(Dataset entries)

------------------------------

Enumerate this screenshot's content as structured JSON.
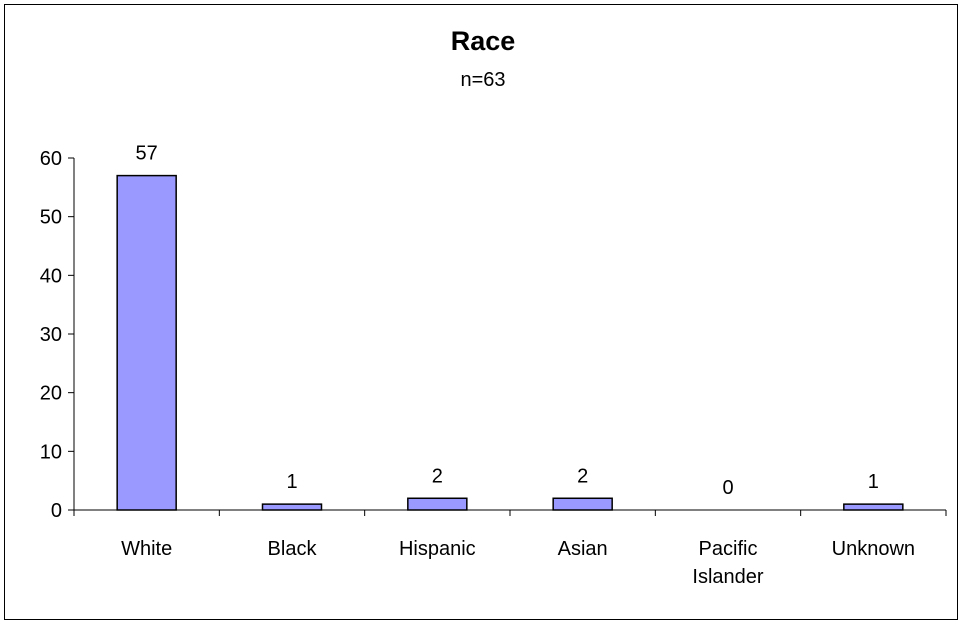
{
  "chart_data": {
    "type": "bar",
    "title": "Race",
    "subtitle": "n=63",
    "categories": [
      "White",
      "Black",
      "Hispanic",
      "Asian",
      "Pacific Islander",
      "Unknown"
    ],
    "category_lines": [
      [
        "White"
      ],
      [
        "Black"
      ],
      [
        "Hispanic"
      ],
      [
        "Asian"
      ],
      [
        "Pacific",
        "Islander"
      ],
      [
        "Unknown"
      ]
    ],
    "values": [
      57,
      1,
      2,
      2,
      0,
      1
    ],
    "data_labels": [
      "57",
      "1",
      "2",
      "2",
      "0",
      "1"
    ],
    "ylim": [
      0,
      60
    ],
    "yticks": [
      0,
      10,
      20,
      30,
      40,
      50,
      60
    ],
    "xlabel": "",
    "ylabel": "",
    "grid": false,
    "legend": "none",
    "colors": {
      "bar_fill": "#9999FF",
      "bar_stroke": "#000000",
      "axis": "#000000"
    }
  }
}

------------------------------

TO DO:
Leave out the pictures and copy the rest of the material above exactly.

RESULT:
Enumerate this screenshot's content as structured JSON.
{
  "chart_data": {
    "type": "bar",
    "title": "Race",
    "subtitle": "n=63",
    "categories": [
      "White",
      "Black",
      "Hispanic",
      "Asian",
      "Pacific Islander",
      "Unknown"
    ],
    "category_lines": [
      [
        "White"
      ],
      [
        "Black"
      ],
      [
        "Hispanic"
      ],
      [
        "Asian"
      ],
      [
        "Pacific",
        "Islander"
      ],
      [
        "Unknown"
      ]
    ],
    "values": [
      57,
      1,
      2,
      2,
      0,
      1
    ],
    "data_labels": [
      "57",
      "1",
      "2",
      "2",
      "0",
      "1"
    ],
    "ylim": [
      0,
      60
    ],
    "yticks": [
      0,
      10,
      20,
      30,
      40,
      50,
      60
    ],
    "xlabel": "",
    "ylabel": "",
    "grid": false,
    "legend": "none",
    "colors": {
      "bar_fill": "#9999FF",
      "bar_stroke": "#000000",
      "axis": "#000000"
    }
  }
}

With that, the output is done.